DATA RECORDS |
■ ■ ■ ■ ■
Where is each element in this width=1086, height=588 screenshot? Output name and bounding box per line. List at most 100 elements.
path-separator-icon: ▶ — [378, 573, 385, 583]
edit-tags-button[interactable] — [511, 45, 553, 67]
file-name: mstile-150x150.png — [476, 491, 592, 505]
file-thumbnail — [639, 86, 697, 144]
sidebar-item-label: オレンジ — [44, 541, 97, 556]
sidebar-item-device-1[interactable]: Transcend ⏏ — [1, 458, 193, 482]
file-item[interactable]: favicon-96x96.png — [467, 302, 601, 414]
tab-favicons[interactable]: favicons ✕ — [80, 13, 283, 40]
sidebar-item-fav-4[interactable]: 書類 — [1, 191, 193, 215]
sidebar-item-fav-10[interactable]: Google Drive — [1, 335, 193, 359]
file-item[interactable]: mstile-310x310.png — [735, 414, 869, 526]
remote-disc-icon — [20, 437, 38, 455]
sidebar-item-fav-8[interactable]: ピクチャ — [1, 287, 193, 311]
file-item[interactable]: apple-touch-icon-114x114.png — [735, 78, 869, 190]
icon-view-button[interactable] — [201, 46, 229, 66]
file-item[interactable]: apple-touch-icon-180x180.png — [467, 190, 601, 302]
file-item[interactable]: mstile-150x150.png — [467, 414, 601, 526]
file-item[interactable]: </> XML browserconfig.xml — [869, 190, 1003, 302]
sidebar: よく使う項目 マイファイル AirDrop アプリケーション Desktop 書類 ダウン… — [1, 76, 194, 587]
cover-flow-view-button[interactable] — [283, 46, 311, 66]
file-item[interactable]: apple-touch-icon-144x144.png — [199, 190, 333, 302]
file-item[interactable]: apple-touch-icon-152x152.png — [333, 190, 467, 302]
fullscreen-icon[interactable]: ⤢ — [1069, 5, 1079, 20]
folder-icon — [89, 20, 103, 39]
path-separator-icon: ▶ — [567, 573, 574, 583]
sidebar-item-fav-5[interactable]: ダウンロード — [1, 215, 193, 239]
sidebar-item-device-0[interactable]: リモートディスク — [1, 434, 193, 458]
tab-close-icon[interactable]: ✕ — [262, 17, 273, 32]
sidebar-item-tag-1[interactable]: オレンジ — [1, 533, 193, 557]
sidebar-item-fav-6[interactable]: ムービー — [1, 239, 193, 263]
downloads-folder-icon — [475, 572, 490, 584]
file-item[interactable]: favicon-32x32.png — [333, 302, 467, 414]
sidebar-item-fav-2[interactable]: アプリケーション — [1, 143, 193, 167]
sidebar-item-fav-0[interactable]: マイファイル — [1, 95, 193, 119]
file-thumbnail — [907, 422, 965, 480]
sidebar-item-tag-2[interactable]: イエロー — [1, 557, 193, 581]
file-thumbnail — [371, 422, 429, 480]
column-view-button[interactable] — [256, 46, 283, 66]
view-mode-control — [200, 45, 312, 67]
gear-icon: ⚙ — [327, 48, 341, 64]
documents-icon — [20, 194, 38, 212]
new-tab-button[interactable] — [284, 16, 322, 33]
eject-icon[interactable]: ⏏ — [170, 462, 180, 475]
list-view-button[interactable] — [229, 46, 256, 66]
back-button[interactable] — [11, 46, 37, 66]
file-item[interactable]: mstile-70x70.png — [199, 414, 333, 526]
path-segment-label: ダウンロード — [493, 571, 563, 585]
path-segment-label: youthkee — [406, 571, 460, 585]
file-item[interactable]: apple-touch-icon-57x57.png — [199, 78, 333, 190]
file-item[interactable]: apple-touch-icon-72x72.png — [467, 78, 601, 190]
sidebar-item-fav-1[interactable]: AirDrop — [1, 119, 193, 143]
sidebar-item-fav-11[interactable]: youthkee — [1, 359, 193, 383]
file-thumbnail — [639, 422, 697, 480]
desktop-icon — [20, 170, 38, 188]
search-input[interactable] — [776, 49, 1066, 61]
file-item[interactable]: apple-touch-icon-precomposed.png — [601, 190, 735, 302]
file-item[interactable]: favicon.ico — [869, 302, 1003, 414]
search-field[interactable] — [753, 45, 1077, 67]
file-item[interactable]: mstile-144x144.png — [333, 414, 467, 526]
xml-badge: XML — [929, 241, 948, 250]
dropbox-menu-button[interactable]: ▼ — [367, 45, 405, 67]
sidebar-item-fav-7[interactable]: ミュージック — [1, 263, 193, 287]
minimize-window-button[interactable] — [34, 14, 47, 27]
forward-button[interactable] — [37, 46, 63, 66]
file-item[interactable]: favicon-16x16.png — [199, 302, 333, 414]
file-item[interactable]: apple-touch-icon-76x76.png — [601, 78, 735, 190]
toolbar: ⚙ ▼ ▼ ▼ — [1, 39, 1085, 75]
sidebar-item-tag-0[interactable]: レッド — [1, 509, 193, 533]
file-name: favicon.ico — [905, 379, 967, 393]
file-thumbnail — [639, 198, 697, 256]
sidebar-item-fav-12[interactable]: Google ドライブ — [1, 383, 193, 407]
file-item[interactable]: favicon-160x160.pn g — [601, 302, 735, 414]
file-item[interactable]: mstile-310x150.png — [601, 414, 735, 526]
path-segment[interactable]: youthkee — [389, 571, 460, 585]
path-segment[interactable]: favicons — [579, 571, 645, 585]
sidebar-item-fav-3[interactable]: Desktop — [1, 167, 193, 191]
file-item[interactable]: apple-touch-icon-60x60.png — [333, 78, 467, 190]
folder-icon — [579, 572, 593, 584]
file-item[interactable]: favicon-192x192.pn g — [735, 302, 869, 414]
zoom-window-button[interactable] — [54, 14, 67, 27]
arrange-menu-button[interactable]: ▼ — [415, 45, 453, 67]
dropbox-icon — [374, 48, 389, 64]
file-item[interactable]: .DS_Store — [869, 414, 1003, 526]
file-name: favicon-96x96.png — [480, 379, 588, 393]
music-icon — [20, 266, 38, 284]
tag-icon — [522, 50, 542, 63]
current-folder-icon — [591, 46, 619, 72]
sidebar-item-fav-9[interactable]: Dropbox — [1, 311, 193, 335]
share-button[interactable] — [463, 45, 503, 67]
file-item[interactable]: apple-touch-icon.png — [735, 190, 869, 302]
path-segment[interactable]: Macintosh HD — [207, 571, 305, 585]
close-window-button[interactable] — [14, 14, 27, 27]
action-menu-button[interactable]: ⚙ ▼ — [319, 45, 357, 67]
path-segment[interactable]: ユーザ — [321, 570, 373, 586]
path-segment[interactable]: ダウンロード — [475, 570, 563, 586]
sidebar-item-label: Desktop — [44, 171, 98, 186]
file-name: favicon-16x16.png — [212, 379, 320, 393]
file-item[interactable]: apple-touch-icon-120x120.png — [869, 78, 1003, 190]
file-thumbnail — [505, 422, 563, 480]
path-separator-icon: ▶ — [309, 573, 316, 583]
■ ■ ■ ■ ■
TASK TO CARRY OUT | Output all of the records above verbatim, each line unchanged and in its original order.

THE REPLY |
Where is each element in this width=1086, height=588 screenshot? Output name and bounding box per line. List at most 100 elements.
path-separator-icon: ▶ — [378, 573, 385, 583]
edit-tags-button[interactable] — [511, 45, 553, 67]
file-name: mstile-150x150.png — [476, 491, 592, 505]
file-thumbnail — [639, 86, 697, 144]
sidebar-item-label: オレンジ — [44, 541, 97, 556]
sidebar-item-device-1[interactable]: Transcend ⏏ — [1, 458, 193, 482]
file-item[interactable]: favicon-96x96.png — [467, 302, 601, 414]
tab-favicons[interactable]: favicons ✕ — [80, 13, 283, 40]
sidebar-item-fav-4[interactable]: 書類 — [1, 191, 193, 215]
sidebar-item-fav-10[interactable]: Google Drive — [1, 335, 193, 359]
file-item[interactable]: mstile-310x310.png — [735, 414, 869, 526]
remote-disc-icon — [20, 437, 38, 455]
sidebar-item-fav-8[interactable]: ピクチャ — [1, 287, 193, 311]
file-item[interactable]: apple-touch-icon-114x114.png — [735, 78, 869, 190]
icon-view-button[interactable] — [201, 46, 229, 66]
file-item[interactable]: apple-touch-icon-180x180.png — [467, 190, 601, 302]
file-item[interactable]: mstile-150x150.png — [467, 414, 601, 526]
file-item[interactable]: </> XML browserconfig.xml — [869, 190, 1003, 302]
sidebar: よく使う項目 マイファイル AirDrop アプリケーション Desktop 書類 ダウン… — [1, 76, 194, 587]
cover-flow-view-button[interactable] — [283, 46, 311, 66]
file-item[interactable]: apple-touch-icon-144x144.png — [199, 190, 333, 302]
file-item[interactable]: apple-touch-icon-152x152.png — [333, 190, 467, 302]
fullscreen-icon[interactable]: ⤢ — [1069, 5, 1079, 20]
folder-icon — [89, 20, 103, 39]
path-separator-icon: ▶ — [567, 573, 574, 583]
sidebar-item-fav-5[interactable]: ダウンロード — [1, 215, 193, 239]
sidebar-item-device-0[interactable]: リモートディスク — [1, 434, 193, 458]
tab-close-icon[interactable]: ✕ — [262, 17, 273, 32]
sidebar-item-tag-1[interactable]: オレンジ — [1, 533, 193, 557]
sidebar-item-fav-6[interactable]: ムービー — [1, 239, 193, 263]
downloads-folder-icon — [475, 572, 490, 584]
file-item[interactable]: favicon-32x32.png — [333, 302, 467, 414]
sidebar-item-fav-2[interactable]: アプリケーション — [1, 143, 193, 167]
sidebar-item-fav-0[interactable]: マイファイル — [1, 95, 193, 119]
file-thumbnail — [907, 422, 965, 480]
sidebar-item-tag-2[interactable]: イエロー — [1, 557, 193, 581]
file-thumbnail — [371, 422, 429, 480]
column-view-button[interactable] — [256, 46, 283, 66]
view-mode-control — [200, 45, 312, 67]
gear-icon: ⚙ — [327, 48, 341, 64]
documents-icon — [20, 194, 38, 212]
new-tab-button[interactable] — [284, 16, 322, 33]
eject-icon[interactable]: ⏏ — [170, 462, 180, 475]
list-view-button[interactable] — [229, 46, 256, 66]
back-button[interactable] — [11, 46, 37, 66]
file-item[interactable]: mstile-70x70.png — [199, 414, 333, 526]
path-segment-label: ダウンロード — [493, 571, 563, 585]
path-segment-label: youthkee — [406, 571, 460, 585]
file-item[interactable]: apple-touch-icon-57x57.png — [199, 78, 333, 190]
file-item[interactable]: apple-touch-icon-72x72.png — [467, 78, 601, 190]
sidebar-item-fav-1[interactable]: AirDrop — [1, 119, 193, 143]
sidebar-item-fav-11[interactable]: youthkee — [1, 359, 193, 383]
file-thumbnail — [639, 422, 697, 480]
desktop-icon — [20, 170, 38, 188]
search-input[interactable] — [776, 49, 1066, 61]
file-item[interactable]: apple-touch-icon-precomposed.png — [601, 190, 735, 302]
file-item[interactable]: favicon.ico — [869, 302, 1003, 414]
search-field[interactable] — [753, 45, 1077, 67]
file-item[interactable]: mstile-144x144.png — [333, 414, 467, 526]
xml-badge: XML — [929, 241, 948, 250]
dropbox-menu-button[interactable]: ▼ — [367, 45, 405, 67]
sidebar-item-fav-7[interactable]: ミュージック — [1, 263, 193, 287]
minimize-window-button[interactable] — [34, 14, 47, 27]
forward-button[interactable] — [37, 46, 63, 66]
file-item[interactable]: favicon-16x16.png — [199, 302, 333, 414]
file-item[interactable]: apple-touch-icon-76x76.png — [601, 78, 735, 190]
toolbar: ⚙ ▼ ▼ ▼ — [1, 39, 1085, 75]
sidebar-item-tag-0[interactable]: レッド — [1, 509, 193, 533]
file-name: favicon.ico — [905, 379, 967, 393]
file-thumbnail — [639, 198, 697, 256]
sidebar-item-fav-12[interactable]: Google ドライブ — [1, 383, 193, 407]
file-item[interactable]: favicon-160x160.pn g — [601, 302, 735, 414]
file-item[interactable]: mstile-310x150.png — [601, 414, 735, 526]
path-segment[interactable]: youthkee — [389, 571, 460, 585]
path-segment[interactable]: favicons — [579, 571, 645, 585]
sidebar-item-fav-3[interactable]: Desktop — [1, 167, 193, 191]
file-item[interactable]: apple-touch-icon-60x60.png — [333, 78, 467, 190]
folder-icon — [579, 572, 593, 584]
file-item[interactable]: favicon-192x192.pn g — [735, 302, 869, 414]
zoom-window-button[interactable] — [54, 14, 67, 27]
arrange-menu-button[interactable]: ▼ — [415, 45, 453, 67]
dropbox-icon — [374, 48, 389, 64]
file-item[interactable]: .DS_Store — [869, 414, 1003, 526]
file-name: favicon-96x96.png — [480, 379, 588, 393]
music-icon — [20, 266, 38, 284]
tag-icon — [522, 50, 542, 63]
current-folder-icon — [591, 46, 619, 72]
sidebar-item-fav-9[interactable]: Dropbox — [1, 311, 193, 335]
share-button[interactable] — [463, 45, 503, 67]
file-item[interactable]: apple-touch-icon.png — [735, 190, 869, 302]
path-segment[interactable]: Macintosh HD — [207, 571, 305, 585]
close-window-button[interactable] — [14, 14, 27, 27]
action-menu-button[interactable]: ⚙ ▼ — [319, 45, 357, 67]
path-segment[interactable]: ユーザ — [321, 570, 373, 586]
path-segment[interactable]: ダウンロード — [475, 570, 563, 586]
sidebar-item-label: Desktop — [44, 171, 98, 186]
file-name: favicon-16x16.png — [212, 379, 320, 393]
file-item[interactable]: apple-touch-icon-120x120.png — [869, 78, 1003, 190]
file-thumbnail — [505, 422, 563, 480]
path-separator-icon: ▶ — [309, 573, 316, 583]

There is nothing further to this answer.